(Part of a data file)
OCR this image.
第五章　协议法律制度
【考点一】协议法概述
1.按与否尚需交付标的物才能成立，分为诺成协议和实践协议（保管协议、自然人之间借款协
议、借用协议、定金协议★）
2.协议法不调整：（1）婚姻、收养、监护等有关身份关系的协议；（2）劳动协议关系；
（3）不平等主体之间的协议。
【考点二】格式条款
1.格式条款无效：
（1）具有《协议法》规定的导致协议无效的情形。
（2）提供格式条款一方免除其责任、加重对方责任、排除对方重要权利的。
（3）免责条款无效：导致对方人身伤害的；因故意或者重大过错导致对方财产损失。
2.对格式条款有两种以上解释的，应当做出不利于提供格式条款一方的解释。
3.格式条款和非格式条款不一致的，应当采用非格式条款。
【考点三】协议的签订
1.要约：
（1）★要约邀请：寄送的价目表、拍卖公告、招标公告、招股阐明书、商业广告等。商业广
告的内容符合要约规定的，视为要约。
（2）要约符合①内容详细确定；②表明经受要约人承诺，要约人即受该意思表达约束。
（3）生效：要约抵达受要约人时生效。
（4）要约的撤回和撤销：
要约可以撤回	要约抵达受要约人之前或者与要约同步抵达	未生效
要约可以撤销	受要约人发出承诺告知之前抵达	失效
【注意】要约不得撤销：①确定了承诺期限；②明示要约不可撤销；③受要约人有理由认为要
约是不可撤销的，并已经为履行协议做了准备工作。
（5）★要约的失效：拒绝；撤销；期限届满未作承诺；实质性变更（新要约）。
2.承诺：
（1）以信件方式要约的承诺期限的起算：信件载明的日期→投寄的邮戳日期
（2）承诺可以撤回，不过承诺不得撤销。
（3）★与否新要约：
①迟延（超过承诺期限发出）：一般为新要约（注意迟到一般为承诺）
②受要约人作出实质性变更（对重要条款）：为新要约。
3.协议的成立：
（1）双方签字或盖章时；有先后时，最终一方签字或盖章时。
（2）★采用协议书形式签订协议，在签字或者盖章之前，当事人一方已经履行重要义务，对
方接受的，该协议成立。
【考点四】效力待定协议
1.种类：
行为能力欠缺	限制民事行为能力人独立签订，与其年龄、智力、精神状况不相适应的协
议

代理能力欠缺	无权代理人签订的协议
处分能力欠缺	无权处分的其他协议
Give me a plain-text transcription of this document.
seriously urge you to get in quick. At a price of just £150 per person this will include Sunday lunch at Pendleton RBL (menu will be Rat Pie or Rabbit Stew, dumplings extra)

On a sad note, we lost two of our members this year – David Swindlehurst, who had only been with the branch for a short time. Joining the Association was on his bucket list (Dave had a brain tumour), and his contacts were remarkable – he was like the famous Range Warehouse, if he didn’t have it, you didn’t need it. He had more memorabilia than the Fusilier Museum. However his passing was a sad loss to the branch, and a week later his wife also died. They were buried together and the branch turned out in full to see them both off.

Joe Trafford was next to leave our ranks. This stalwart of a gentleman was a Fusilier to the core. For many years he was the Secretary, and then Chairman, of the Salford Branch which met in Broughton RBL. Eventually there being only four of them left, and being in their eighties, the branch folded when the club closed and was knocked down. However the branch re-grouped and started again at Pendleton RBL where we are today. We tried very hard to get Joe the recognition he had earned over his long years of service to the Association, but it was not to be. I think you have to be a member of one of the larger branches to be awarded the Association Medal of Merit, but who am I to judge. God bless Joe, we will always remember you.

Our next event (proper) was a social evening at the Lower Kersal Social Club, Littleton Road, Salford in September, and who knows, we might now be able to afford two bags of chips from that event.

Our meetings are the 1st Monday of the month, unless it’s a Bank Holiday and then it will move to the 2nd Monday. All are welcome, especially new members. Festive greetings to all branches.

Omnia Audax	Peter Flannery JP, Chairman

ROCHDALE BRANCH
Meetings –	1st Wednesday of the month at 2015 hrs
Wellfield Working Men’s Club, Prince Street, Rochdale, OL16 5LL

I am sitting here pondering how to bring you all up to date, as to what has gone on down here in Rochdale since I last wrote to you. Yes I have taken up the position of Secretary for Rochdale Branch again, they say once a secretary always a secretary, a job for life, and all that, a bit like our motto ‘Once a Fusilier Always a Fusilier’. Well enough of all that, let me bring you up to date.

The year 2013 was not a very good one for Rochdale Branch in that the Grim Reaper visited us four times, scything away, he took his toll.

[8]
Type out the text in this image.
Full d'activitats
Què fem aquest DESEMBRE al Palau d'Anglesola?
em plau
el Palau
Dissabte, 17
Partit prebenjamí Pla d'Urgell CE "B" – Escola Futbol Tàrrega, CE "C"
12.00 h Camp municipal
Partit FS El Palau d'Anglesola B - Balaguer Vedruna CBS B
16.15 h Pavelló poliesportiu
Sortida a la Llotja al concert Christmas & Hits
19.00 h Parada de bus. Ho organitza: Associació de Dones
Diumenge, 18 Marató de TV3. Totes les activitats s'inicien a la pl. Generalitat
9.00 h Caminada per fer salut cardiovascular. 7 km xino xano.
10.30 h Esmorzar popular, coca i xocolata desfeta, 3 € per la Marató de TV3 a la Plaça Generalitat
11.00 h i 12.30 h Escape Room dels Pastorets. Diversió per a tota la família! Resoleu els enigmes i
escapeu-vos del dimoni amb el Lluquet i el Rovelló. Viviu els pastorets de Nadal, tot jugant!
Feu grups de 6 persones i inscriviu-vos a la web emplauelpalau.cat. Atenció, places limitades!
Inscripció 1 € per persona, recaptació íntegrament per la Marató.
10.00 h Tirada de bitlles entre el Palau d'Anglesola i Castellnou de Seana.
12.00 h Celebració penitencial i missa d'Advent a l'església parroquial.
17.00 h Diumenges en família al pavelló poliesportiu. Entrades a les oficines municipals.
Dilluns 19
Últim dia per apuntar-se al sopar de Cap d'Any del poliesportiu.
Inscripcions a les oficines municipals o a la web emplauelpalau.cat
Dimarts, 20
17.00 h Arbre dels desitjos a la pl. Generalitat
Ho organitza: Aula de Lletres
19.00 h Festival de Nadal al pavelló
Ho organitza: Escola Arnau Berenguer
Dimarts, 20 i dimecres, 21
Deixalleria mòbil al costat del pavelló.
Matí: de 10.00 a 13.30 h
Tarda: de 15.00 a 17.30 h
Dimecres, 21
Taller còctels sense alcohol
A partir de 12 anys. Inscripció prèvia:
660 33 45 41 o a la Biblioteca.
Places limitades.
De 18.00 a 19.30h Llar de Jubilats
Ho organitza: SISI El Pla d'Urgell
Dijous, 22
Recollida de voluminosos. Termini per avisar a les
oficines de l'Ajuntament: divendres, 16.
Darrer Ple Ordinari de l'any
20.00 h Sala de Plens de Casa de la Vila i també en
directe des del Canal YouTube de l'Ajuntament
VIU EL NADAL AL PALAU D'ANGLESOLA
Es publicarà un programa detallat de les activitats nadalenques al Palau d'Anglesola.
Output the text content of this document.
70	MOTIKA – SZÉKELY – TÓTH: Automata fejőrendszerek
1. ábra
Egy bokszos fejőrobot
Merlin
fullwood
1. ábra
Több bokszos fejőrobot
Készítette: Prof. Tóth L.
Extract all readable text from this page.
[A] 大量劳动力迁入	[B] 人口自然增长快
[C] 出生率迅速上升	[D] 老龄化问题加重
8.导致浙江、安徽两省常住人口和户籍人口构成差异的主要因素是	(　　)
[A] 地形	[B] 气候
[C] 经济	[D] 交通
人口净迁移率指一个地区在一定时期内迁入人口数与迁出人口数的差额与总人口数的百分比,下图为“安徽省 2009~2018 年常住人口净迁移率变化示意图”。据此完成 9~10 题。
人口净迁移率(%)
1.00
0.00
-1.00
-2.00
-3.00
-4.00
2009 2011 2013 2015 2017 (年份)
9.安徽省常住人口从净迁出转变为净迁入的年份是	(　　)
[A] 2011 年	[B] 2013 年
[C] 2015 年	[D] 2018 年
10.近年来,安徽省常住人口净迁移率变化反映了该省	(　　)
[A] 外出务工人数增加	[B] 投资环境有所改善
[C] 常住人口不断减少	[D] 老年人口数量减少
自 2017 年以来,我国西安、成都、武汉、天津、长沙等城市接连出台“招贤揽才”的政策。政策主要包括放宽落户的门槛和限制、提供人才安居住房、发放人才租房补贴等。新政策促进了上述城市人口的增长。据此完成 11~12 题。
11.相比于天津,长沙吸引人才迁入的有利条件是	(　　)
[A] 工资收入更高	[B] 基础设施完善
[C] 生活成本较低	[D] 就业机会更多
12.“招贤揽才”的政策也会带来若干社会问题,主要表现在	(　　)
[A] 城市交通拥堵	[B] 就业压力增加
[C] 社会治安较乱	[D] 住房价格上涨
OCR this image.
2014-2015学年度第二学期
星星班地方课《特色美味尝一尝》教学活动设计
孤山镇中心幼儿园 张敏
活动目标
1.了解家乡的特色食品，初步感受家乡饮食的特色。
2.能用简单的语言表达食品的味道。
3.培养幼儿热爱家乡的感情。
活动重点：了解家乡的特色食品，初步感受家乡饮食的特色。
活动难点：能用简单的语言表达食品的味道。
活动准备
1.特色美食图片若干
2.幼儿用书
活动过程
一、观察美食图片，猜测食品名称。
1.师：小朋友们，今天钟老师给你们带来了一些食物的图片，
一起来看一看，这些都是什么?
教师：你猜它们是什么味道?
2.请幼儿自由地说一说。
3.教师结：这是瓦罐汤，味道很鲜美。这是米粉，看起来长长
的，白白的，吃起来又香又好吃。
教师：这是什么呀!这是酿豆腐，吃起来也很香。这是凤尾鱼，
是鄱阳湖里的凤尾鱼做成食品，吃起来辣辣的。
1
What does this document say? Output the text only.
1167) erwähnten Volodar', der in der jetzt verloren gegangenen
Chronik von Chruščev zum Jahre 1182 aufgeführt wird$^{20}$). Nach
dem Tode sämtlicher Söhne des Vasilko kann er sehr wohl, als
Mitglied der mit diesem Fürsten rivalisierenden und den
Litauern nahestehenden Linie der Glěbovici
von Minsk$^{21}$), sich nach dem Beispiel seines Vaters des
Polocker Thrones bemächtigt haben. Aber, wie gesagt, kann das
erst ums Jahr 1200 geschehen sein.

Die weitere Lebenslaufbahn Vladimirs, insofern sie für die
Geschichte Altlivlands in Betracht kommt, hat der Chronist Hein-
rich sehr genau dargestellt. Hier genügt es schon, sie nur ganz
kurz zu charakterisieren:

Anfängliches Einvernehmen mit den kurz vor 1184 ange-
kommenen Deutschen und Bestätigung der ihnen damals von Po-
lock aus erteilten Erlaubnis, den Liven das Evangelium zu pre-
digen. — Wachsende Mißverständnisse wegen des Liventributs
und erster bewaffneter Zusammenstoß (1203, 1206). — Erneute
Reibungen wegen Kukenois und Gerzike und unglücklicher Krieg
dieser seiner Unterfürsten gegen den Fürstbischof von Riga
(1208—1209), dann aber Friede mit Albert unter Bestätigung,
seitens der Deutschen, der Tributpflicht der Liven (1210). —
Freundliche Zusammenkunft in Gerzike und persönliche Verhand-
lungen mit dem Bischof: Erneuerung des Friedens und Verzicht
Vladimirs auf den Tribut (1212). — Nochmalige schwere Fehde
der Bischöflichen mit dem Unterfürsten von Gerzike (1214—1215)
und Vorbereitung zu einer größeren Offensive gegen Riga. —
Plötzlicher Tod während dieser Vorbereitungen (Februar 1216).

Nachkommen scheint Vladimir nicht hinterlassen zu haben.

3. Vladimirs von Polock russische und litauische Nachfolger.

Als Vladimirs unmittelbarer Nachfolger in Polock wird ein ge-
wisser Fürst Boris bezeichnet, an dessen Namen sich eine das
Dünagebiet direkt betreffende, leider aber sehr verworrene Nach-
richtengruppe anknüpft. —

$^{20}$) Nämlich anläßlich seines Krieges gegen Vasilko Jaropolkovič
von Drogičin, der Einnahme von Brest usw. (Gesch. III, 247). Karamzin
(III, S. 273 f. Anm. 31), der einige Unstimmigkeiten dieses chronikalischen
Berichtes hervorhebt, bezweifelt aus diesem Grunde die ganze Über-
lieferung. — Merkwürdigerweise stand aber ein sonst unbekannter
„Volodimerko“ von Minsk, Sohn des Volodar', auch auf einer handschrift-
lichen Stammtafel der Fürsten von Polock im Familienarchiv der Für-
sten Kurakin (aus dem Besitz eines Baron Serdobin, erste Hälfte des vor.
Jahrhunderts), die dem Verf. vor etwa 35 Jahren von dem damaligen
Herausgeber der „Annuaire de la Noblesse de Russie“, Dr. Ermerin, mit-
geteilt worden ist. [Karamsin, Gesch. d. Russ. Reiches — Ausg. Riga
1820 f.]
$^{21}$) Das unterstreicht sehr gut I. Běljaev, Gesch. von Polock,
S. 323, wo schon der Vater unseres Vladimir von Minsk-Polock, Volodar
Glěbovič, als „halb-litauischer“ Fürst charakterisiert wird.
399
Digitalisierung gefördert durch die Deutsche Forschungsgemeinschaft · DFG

> Aim of the task
Using the listing above, show each line holding the string "Secretary".

> Exercise output
Joe Trafford was next to leave our ranks. This stalwart of a gentleman was a Fusilier to the core. For many years he was the Secretary, and then Chairman, of the Salford Branch which met in Broughton RBL. Eventually there being only four of them left, and being in their eighties, the branch folded when the club closed and was knocked down. However the branch re-grouped and started again at Pendleton RBL where we are today. We tried very hard to get Joe the recognition he had earned over his long years of service to the Association, but it was not to be. I think you have to be a member of one of the larger branches to be awarded the Association Medal of Merit, but who am I to judge. God bless Joe, we will always remember you.
I am sitting here pondering how to bring you all up to date, as to what has gone on down here in Rochdale since I last wrote to you. Yes I have taken up the position of Secretary for Rochdale Branch again, they say once a secretary always a secretary, a job for life, and all that, a bit like our motto ‘Once a Fusilier Always a Fusilier’. Well enough of all that, let me bring you up to date.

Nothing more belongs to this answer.